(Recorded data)
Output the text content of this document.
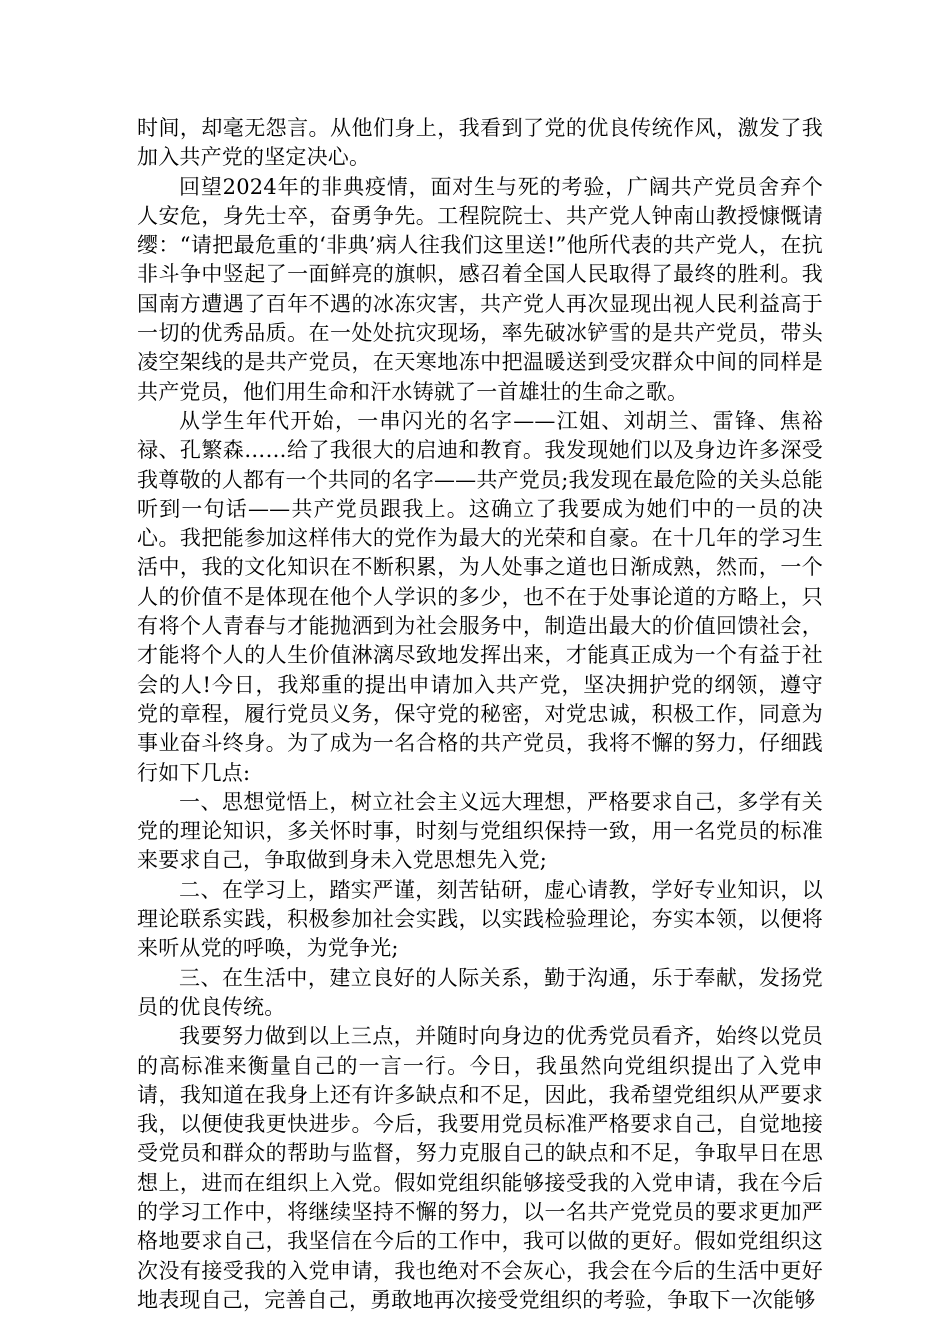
时间，却毫无怨言。从他们身上，我看到了党的优良传统作风，激发了我加入共产党的坚定决心。

回望2024年的非典疫情，面对生与死的考验，广阔共产党员舍弃个人安危，身先士卒，奋勇争先。工程院院士、共产党人钟南山教授慷慨请缨：“请把最危重的‘非典’病人往我们这里送!”他所代表的共产党人，在抗非斗争中竖起了一面鲜亮的旗帜，感召着全国人民取得了最终的胜利。我国南方遭遇了百年不遇的冰冻灾害，共产党人再次显现出视人民利益高于一切的优秀品质。在一处处抗灾现场，率先破冰铲雪的是共产党员，带头凌空架线的是共产党员，在天寒地冻中把温暖送到受灾群众中间的同样是共产党员，他们用生命和汗水铸就了一首雄壮的生命之歌。

从学生年代开始，一串闪光的名字——江姐、刘胡兰、雷锋、焦裕禄、孔繁森……给了我很大的启迪和教育。我发现她们以及身边许多深受我尊敬的人都有一个共同的名字——共产党员;我发现在最危险的关头总能听到一句话——共产党员跟我上。这确立了我要成为她们中的一员的决心。我把能参加这样伟大的党作为最大的光荣和自豪。在十几年的学习生活中，我的文化知识在不断积累，为人处事之道也日渐成熟，然而，一个人的价值不是体现在他个人学识的多少，也不在于处事论道的方略上，只有将个人青春与才能抛洒到为社会服务中，制造出最大的价值回馈社会，才能将个人的人生价值淋漓尽致地发挥出来，才能真正成为一个有益于社会的人!今日，我郑重的提出申请加入共产党，坚决拥护党的纲领，遵守党的章程，履行党员义务，保守党的秘密，对党忠诚，积极工作，同意为事业奋斗终身。为了成为一名合格的共产党员，我将不懈的努力，仔细践行如下几点:

一、思想觉悟上，树立社会主义远大理想，严格要求自己，多学有关党的理论知识，多关怀时事，时刻与党组织保持一致，用一名党员的标准来要求自己，争取做到身未入党思想先入党;

二、在学习上，踏实严谨，刻苦钻研，虚心请教，学好专业知识，以理论联系实践，积极参加社会实践，以实践检验理论，夯实本领，以便将来听从党的呼唤，为党争光;

三、在生活中，建立良好的人际关系，勤于沟通，乐于奉献，发扬党员的优良传统。

我要努力做到以上三点，并随时向身边的优秀党员看齐，始终以党员的高标准来衡量自己的一言一行。今日，我虽然向党组织提出了入党申请，我知道在我身上还有许多缺点和不足，因此，我希望党组织从严要求我，以便使我更快进步。今后，我要用党员标准严格要求自己，自觉地接受党员和群众的帮助与监督，努力克服自己的缺点和不足，争取早日在思想上，进而在组织上入党。假如党组织能够接受我的入党申请，我在今后的学习工作中，将继续坚持不懈的努力，以一名共产党党员的要求更加严格地要求自己，我坚信在今后的工作中，我可以做的更好。假如党组织这次没有接受我的入党申请，我也绝对不会灰心，我会在今后的生活中更好地表现自己，完善自己，勇敢地再次接受党组织的考验，争取下一次能够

## WHAT IS REQUIRED
Copy the records word for word, leaving no picture in the copy.

## EXERCISE RESPONSE
Output the text content of this document.
时间，却毫无怨言。从他们身上，我看到了党的优良传统作风，激发了我加入共产党的坚定决心。

回望2024年的非典疫情，面对生与死的考验，广阔共产党员舍弃个人安危，身先士卒，奋勇争先。工程院院士、共产党人钟南山教授慷慨请缨：“请把最危重的‘非典’病人往我们这里送!”他所代表的共产党人，在抗非斗争中竖起了一面鲜亮的旗帜，感召着全国人民取得了最终的胜利。我国南方遭遇了百年不遇的冰冻灾害，共产党人再次显现出视人民利益高于一切的优秀品质。在一处处抗灾现场，率先破冰铲雪的是共产党员，带头凌空架线的是共产党员，在天寒地冻中把温暖送到受灾群众中间的同样是共产党员，他们用生命和汗水铸就了一首雄壮的生命之歌。

从学生年代开始，一串闪光的名字——江姐、刘胡兰、雷锋、焦裕禄、孔繁森……给了我很大的启迪和教育。我发现她们以及身边许多深受我尊敬的人都有一个共同的名字——共产党员;我发现在最危险的关头总能听到一句话——共产党员跟我上。这确立了我要成为她们中的一员的决心。我把能参加这样伟大的党作为最大的光荣和自豪。在十几年的学习生活中，我的文化知识在不断积累，为人处事之道也日渐成熟，然而，一个人的价值不是体现在他个人学识的多少，也不在于处事论道的方略上，只有将个人青春与才能抛洒到为社会服务中，制造出最大的价值回馈社会，才能将个人的人生价值淋漓尽致地发挥出来，才能真正成为一个有益于社会的人!今日，我郑重的提出申请加入共产党，坚决拥护党的纲领，遵守党的章程，履行党员义务，保守党的秘密，对党忠诚，积极工作，同意为事业奋斗终身。为了成为一名合格的共产党员，我将不懈的努力，仔细践行如下几点:

一、思想觉悟上，树立社会主义远大理想，严格要求自己，多学有关党的理论知识，多关怀时事，时刻与党组织保持一致，用一名党员的标准来要求自己，争取做到身未入党思想先入党;

二、在学习上，踏实严谨，刻苦钻研，虚心请教，学好专业知识，以理论联系实践，积极参加社会实践，以实践检验理论，夯实本领，以便将来听从党的呼唤，为党争光;

三、在生活中，建立良好的人际关系，勤于沟通，乐于奉献，发扬党员的优良传统。

我要努力做到以上三点，并随时向身边的优秀党员看齐，始终以党员的高标准来衡量自己的一言一行。今日，我虽然向党组织提出了入党申请，我知道在我身上还有许多缺点和不足，因此，我希望党组织从严要求我，以便使我更快进步。今后，我要用党员标准严格要求自己，自觉地接受党员和群众的帮助与监督，努力克服自己的缺点和不足，争取早日在思想上，进而在组织上入党。假如党组织能够接受我的入党申请，我在今后的学习工作中，将继续坚持不懈的努力，以一名共产党党员的要求更加严格地要求自己，我坚信在今后的工作中，我可以做的更好。假如党组织这次没有接受我的入党申请，我也绝对不会灰心，我会在今后的生活中更好地表现自己，完善自己，勇敢地再次接受党组织的考验，争取下一次能够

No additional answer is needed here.